--- START Information shown ---

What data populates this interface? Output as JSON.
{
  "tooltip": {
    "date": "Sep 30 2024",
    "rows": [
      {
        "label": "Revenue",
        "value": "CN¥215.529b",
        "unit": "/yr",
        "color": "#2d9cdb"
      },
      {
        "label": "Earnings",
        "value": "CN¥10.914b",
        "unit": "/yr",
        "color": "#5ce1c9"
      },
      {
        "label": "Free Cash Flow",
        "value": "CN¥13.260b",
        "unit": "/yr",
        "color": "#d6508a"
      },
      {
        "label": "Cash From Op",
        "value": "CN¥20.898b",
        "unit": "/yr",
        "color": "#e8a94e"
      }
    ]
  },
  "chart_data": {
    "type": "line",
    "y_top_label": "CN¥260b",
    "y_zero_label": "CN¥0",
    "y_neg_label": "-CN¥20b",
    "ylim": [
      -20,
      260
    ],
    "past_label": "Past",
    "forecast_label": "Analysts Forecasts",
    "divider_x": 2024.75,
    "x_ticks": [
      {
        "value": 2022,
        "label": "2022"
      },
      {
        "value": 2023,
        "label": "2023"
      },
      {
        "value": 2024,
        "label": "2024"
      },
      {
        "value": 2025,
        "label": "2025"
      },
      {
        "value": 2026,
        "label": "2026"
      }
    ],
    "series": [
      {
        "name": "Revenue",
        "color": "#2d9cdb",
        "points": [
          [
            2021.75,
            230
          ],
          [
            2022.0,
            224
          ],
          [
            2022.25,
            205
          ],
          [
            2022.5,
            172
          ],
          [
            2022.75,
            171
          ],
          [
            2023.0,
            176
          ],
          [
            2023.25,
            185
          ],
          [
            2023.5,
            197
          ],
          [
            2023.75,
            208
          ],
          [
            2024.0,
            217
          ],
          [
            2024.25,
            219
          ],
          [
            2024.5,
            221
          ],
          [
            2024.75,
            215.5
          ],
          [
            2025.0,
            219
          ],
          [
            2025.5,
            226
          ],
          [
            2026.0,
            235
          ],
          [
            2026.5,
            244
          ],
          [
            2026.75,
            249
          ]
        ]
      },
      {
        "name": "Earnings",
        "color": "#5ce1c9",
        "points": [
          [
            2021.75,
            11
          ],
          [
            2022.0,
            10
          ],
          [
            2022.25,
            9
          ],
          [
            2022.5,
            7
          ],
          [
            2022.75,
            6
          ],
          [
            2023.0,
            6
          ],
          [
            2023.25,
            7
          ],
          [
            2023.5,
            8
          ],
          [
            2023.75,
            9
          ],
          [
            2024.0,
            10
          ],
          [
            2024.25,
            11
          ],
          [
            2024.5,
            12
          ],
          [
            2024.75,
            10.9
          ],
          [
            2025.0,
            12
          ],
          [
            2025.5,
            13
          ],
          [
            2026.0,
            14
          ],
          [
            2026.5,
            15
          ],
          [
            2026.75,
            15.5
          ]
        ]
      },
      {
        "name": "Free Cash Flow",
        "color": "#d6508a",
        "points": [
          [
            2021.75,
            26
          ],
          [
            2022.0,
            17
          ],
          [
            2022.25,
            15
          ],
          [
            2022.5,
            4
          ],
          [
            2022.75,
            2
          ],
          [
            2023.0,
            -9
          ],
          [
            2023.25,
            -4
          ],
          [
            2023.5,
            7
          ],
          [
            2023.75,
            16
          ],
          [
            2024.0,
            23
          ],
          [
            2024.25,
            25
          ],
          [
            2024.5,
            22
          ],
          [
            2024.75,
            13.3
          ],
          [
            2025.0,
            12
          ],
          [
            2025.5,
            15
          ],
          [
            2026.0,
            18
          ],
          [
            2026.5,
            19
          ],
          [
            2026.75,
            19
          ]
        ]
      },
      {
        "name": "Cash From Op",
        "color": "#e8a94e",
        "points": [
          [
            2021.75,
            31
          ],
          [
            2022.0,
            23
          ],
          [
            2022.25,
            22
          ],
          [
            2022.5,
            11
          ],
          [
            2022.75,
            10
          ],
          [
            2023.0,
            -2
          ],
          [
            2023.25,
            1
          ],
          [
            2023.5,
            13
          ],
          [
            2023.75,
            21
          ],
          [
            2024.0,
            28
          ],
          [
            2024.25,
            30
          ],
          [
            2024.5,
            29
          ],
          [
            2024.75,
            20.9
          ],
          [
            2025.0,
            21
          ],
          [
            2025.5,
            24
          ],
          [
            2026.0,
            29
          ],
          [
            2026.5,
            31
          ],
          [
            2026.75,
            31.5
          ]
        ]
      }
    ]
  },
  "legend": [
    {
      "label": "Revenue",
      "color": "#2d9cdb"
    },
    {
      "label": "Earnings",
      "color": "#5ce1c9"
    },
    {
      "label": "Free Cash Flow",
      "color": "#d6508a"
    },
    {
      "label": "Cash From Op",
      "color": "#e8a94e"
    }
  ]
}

--- END Information shown ---

**Exercise:** Every line holding "name" should be copied out.

**Completed exercise:**
        "name": "Revenue",
        "name": "Earnings",
        "name": "Free Cash Flow",
        "name": "Cash From Op",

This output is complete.